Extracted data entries
** START **

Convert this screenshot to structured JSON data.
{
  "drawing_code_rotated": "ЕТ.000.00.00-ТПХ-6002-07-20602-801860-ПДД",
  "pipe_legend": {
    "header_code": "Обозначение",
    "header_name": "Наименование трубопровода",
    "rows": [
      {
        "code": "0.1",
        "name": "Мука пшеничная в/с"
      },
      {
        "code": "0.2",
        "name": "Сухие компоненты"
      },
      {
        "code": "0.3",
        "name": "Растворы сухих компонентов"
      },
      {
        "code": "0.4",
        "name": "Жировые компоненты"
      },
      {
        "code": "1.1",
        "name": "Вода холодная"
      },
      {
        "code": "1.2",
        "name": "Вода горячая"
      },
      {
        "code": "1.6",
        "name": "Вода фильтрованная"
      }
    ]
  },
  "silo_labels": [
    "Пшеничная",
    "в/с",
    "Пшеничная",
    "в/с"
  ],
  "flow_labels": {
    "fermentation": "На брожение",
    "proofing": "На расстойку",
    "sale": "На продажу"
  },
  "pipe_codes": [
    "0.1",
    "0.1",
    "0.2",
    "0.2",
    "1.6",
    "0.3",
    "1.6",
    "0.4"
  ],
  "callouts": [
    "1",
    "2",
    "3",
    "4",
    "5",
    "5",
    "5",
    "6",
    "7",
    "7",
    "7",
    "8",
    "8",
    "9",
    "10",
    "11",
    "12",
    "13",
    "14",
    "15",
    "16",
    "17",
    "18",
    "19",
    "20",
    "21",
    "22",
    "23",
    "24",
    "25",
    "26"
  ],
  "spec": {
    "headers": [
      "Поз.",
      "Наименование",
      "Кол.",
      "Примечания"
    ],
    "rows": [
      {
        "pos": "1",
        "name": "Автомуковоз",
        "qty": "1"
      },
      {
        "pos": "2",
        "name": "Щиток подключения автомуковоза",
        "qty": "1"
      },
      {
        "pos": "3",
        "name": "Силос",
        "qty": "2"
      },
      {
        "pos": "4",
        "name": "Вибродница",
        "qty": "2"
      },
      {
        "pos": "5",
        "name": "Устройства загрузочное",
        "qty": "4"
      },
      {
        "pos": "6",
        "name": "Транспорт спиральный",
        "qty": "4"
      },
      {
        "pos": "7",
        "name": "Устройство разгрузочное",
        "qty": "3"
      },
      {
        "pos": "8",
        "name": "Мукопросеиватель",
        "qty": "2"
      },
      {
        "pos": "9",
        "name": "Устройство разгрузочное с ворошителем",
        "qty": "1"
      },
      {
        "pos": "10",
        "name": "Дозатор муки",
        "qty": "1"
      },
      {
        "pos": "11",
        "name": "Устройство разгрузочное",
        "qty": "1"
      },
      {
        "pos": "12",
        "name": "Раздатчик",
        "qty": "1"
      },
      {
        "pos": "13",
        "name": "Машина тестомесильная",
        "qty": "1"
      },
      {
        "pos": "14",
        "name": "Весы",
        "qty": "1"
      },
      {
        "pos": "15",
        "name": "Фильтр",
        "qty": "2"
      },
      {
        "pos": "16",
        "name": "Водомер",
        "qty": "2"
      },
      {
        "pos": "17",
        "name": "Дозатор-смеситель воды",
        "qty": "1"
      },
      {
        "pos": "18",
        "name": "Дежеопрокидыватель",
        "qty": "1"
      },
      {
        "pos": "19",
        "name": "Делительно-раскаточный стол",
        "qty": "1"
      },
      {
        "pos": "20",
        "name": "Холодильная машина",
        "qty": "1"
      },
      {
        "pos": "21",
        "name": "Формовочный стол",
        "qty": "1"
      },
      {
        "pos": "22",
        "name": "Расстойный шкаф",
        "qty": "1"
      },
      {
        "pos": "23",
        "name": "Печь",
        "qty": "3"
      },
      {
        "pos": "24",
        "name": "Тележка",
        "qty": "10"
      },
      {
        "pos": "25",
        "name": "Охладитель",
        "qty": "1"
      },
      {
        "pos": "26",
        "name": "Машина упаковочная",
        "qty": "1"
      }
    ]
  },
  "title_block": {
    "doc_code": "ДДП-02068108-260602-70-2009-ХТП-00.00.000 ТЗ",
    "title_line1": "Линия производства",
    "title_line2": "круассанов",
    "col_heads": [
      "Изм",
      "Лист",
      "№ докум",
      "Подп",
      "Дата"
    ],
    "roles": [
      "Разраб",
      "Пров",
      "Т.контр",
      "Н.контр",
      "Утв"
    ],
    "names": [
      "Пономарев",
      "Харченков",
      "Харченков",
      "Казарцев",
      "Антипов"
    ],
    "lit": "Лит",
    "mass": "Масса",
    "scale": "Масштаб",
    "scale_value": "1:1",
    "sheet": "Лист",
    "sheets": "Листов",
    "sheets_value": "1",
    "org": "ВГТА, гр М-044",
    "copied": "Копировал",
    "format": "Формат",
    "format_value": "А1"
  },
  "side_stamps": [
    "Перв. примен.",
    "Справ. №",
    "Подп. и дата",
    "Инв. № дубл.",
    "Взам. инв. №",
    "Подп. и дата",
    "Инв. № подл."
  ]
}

** END **

Exercise brief: How many lines of the data hold the string "стол"? Reply with the number alone.

Solution for this task: 2